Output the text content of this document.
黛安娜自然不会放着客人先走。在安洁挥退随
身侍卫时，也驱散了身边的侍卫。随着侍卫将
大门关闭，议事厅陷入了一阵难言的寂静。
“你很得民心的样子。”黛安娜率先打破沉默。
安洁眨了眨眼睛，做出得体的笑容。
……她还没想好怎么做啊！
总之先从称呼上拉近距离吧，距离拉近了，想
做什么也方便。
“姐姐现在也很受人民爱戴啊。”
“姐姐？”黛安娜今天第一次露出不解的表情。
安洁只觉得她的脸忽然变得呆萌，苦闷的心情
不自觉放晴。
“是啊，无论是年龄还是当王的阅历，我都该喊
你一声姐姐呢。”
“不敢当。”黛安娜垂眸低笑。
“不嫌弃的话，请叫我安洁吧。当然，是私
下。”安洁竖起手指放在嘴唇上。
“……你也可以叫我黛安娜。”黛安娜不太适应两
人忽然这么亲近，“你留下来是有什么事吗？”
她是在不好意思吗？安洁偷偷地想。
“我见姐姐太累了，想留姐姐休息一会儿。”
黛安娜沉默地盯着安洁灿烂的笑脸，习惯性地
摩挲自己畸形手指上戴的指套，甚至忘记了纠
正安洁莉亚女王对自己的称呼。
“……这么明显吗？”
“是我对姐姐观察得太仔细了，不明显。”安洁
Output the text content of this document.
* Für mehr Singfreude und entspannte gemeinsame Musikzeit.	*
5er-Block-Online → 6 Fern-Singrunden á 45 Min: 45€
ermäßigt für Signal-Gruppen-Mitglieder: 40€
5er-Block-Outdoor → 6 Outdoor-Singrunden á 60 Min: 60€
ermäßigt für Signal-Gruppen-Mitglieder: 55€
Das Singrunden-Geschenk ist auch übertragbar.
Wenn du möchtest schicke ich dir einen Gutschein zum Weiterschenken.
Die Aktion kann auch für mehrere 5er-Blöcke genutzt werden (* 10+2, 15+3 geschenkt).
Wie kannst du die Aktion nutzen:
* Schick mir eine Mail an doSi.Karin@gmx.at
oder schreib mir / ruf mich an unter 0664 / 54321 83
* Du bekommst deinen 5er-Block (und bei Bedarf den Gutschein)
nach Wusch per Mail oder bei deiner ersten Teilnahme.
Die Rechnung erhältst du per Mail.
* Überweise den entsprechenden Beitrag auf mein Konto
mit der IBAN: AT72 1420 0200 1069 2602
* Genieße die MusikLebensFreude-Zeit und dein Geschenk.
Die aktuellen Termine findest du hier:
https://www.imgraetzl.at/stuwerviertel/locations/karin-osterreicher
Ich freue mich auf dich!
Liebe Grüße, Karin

WRITTEN TASK
Every entry must be quoted exactly as it appears above.

ANSWER BELOW
Output the text content of this document.
黛安娜自然不会放着客人先走。在安洁挥退随
身侍卫时，也驱散了身边的侍卫。随着侍卫将
大门关闭，议事厅陷入了一阵难言的寂静。
“你很得民心的样子。”黛安娜率先打破沉默。
安洁眨了眨眼睛，做出得体的笑容。
……她还没想好怎么做啊！
总之先从称呼上拉近距离吧，距离拉近了，想
做什么也方便。
“姐姐现在也很受人民爱戴啊。”
“姐姐？”黛安娜今天第一次露出不解的表情。
安洁只觉得她的脸忽然变得呆萌，苦闷的心情
不自觉放晴。
“是啊，无论是年龄还是当王的阅历，我都该喊
你一声姐姐呢。”
“不敢当。”黛安娜垂眸低笑。
“不嫌弃的话，请叫我安洁吧。当然，是私
下。”安洁竖起手指放在嘴唇上。
“……你也可以叫我黛安娜。”黛安娜不太适应两
人忽然这么亲近，“你留下来是有什么事吗？”
她是在不好意思吗？安洁偷偷地想。
“我见姐姐太累了，想留姐姐休息一会儿。”
黛安娜沉默地盯着安洁灿烂的笑脸，习惯性地
摩挲自己畸形手指上戴的指套，甚至忘记了纠
正安洁莉亚女王对自己的称呼。
“……这么明显吗？”
“是我对姐姐观察得太仔细了，不明显。”安洁
Output the text content of this document.
* Für mehr Singfreude und entspannte gemeinsame Musikzeit.	*
5er-Block-Online → 6 Fern-Singrunden á 45 Min: 45€
ermäßigt für Signal-Gruppen-Mitglieder: 40€
5er-Block-Outdoor → 6 Outdoor-Singrunden á 60 Min: 60€
ermäßigt für Signal-Gruppen-Mitglieder: 55€
Das Singrunden-Geschenk ist auch übertragbar.
Wenn du möchtest schicke ich dir einen Gutschein zum Weiterschenken.
Die Aktion kann auch für mehrere 5er-Blöcke genutzt werden (* 10+2, 15+3 geschenkt).
Wie kannst du die Aktion nutzen:
* Schick mir eine Mail an doSi.Karin@gmx.at
oder schreib mir / ruf mich an unter 0664 / 54321 83
* Du bekommst deinen 5er-Block (und bei Bedarf den Gutschein)
nach Wusch per Mail oder bei deiner ersten Teilnahme.
Die Rechnung erhältst du per Mail.
* Überweise den entsprechenden Beitrag auf mein Konto
mit der IBAN: AT72 1420 0200 1069 2602
* Genieße die MusikLebensFreude-Zeit und dein Geschenk.
Die aktuellen Termine findest du hier:
https://www.imgraetzl.at/stuwerviertel/locations/karin-osterreicher
Ich freue mich auf dich!
Liebe Grüße, Karin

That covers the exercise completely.